Write out all of the lines below, exactly and completely.

▽

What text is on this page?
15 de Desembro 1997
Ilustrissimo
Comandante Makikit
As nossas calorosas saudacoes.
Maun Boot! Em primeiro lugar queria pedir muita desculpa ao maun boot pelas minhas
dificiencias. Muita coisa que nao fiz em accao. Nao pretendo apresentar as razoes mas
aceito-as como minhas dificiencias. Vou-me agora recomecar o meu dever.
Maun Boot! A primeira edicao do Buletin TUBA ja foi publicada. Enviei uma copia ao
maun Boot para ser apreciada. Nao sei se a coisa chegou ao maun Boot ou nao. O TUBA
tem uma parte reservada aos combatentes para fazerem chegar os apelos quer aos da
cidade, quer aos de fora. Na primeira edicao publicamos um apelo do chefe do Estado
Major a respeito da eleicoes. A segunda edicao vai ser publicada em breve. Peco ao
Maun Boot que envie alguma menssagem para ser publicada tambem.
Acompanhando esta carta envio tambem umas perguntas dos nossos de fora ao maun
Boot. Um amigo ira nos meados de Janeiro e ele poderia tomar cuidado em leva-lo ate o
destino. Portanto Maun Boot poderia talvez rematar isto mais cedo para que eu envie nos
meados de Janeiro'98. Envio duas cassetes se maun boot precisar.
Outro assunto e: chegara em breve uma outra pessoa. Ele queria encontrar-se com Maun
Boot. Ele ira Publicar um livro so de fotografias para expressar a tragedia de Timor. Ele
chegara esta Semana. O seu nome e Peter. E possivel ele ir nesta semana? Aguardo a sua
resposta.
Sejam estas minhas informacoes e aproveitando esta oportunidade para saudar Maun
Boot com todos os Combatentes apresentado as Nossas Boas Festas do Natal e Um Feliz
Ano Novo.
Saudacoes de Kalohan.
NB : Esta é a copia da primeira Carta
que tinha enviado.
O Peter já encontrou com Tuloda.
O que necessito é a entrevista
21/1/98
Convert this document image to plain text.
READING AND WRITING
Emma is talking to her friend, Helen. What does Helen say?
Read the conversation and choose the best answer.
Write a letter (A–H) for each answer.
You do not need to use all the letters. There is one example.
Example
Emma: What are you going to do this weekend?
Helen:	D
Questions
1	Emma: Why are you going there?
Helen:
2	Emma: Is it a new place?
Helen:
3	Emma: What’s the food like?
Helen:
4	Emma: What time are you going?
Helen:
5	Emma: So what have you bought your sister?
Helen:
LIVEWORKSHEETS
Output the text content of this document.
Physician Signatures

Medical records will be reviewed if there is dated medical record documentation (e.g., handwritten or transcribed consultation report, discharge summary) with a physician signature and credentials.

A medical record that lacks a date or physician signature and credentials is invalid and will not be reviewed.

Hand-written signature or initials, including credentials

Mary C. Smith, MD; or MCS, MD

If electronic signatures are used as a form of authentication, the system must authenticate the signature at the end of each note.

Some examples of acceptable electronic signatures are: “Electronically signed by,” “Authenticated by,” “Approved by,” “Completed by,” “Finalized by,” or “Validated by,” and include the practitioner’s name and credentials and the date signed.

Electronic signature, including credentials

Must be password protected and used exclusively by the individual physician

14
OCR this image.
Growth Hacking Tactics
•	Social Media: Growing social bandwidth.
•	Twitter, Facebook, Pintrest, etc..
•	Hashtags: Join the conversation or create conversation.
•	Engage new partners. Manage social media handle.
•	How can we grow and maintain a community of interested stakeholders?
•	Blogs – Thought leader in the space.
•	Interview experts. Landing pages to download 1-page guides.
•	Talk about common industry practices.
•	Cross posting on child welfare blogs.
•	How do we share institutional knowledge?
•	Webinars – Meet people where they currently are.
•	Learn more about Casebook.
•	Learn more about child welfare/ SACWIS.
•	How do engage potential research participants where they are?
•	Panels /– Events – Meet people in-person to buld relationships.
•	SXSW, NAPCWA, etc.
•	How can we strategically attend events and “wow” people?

△

**The answer:**
What text is on this page?
15 de Desembro 1997
Ilustrissimo
Comandante Makikit
As nossas calorosas saudacoes.
Maun Boot! Em primeiro lugar queria pedir muita desculpa ao maun boot pelas minhas
dificiencias. Muita coisa que nao fiz em accao. Nao pretendo apresentar as razoes mas
aceito-as como minhas dificiencias. Vou-me agora recomecar o meu dever.
Maun Boot! A primeira edicao do Buletin TUBA ja foi publicada. Enviei uma copia ao
maun Boot para ser apreciada. Nao sei se a coisa chegou ao maun Boot ou nao. O TUBA
tem uma parte reservada aos combatentes para fazerem chegar os apelos quer aos da
cidade, quer aos de fora. Na primeira edicao publicamos um apelo do chefe do Estado
Major a respeito da eleicoes. A segunda edicao vai ser publicada em breve. Peco ao
Maun Boot que envie alguma menssagem para ser publicada tambem.
Acompanhando esta carta envio tambem umas perguntas dos nossos de fora ao maun
Boot. Um amigo ira nos meados de Janeiro e ele poderia tomar cuidado em leva-lo ate o
destino. Portanto Maun Boot poderia talvez rematar isto mais cedo para que eu envie nos
meados de Janeiro'98. Envio duas cassetes se maun boot precisar.
Outro assunto e: chegara em breve uma outra pessoa. Ele queria encontrar-se com Maun
Boot. Ele ira Publicar um livro so de fotografias para expressar a tragedia de Timor. Ele
chegara esta Semana. O seu nome e Peter. E possivel ele ir nesta semana? Aguardo a sua
resposta.
Sejam estas minhas informacoes e aproveitando esta oportunidade para saudar Maun
Boot com todos os Combatentes apresentado as Nossas Boas Festas do Natal e Um Feliz
Ano Novo.
Saudacoes de Kalohan.
NB : Esta é a copia da primeira Carta
que tinha enviado.
O Peter já encontrou com Tuloda.
O que necessito é a entrevista
21/1/98
Convert this document image to plain text.
READING AND WRITING
Emma is talking to her friend, Helen. What does Helen say?
Read the conversation and choose the best answer.
Write a letter (A–H) for each answer.
You do not need to use all the letters. There is one example.
Example
Emma: What are you going to do this weekend?
Helen:	D
Questions
1	Emma: Why are you going there?
Helen:
2	Emma: Is it a new place?
Helen:
3	Emma: What’s the food like?
Helen:
4	Emma: What time are you going?
Helen:
5	Emma: So what have you bought your sister?
Helen:
LIVEWORKSHEETS
Output the text content of this document.
Physician Signatures

Medical records will be reviewed if there is dated medical record documentation (e.g., handwritten or transcribed consultation report, discharge summary) with a physician signature and credentials.

A medical record that lacks a date or physician signature and credentials is invalid and will not be reviewed.

Hand-written signature or initials, including credentials

Mary C. Smith, MD; or MCS, MD

If electronic signatures are used as a form of authentication, the system must authenticate the signature at the end of each note.

Some examples of acceptable electronic signatures are: “Electronically signed by,” “Authenticated by,” “Approved by,” “Completed by,” “Finalized by,” or “Validated by,” and include the practitioner’s name and credentials and the date signed.

Electronic signature, including credentials

Must be password protected and used exclusively by the individual physician

14
OCR this image.
Growth Hacking Tactics
•	Social Media: Growing social bandwidth.
•	Twitter, Facebook, Pintrest, etc..
•	Hashtags: Join the conversation or create conversation.
•	Engage new partners. Manage social media handle.
•	How can we grow and maintain a community of interested stakeholders?
•	Blogs – Thought leader in the space.
•	Interview experts. Landing pages to download 1-page guides.
•	Talk about common industry practices.
•	Cross posting on child welfare blogs.
•	How do we share institutional knowledge?
•	Webinars – Meet people where they currently are.
•	Learn more about Casebook.
•	Learn more about child welfare/ SACWIS.
•	How do engage potential research participants where they are?
•	Panels /– Events – Meet people in-person to buld relationships.
•	SXSW, NAPCWA, etc.
•	How can we strategically attend events and “wow” people?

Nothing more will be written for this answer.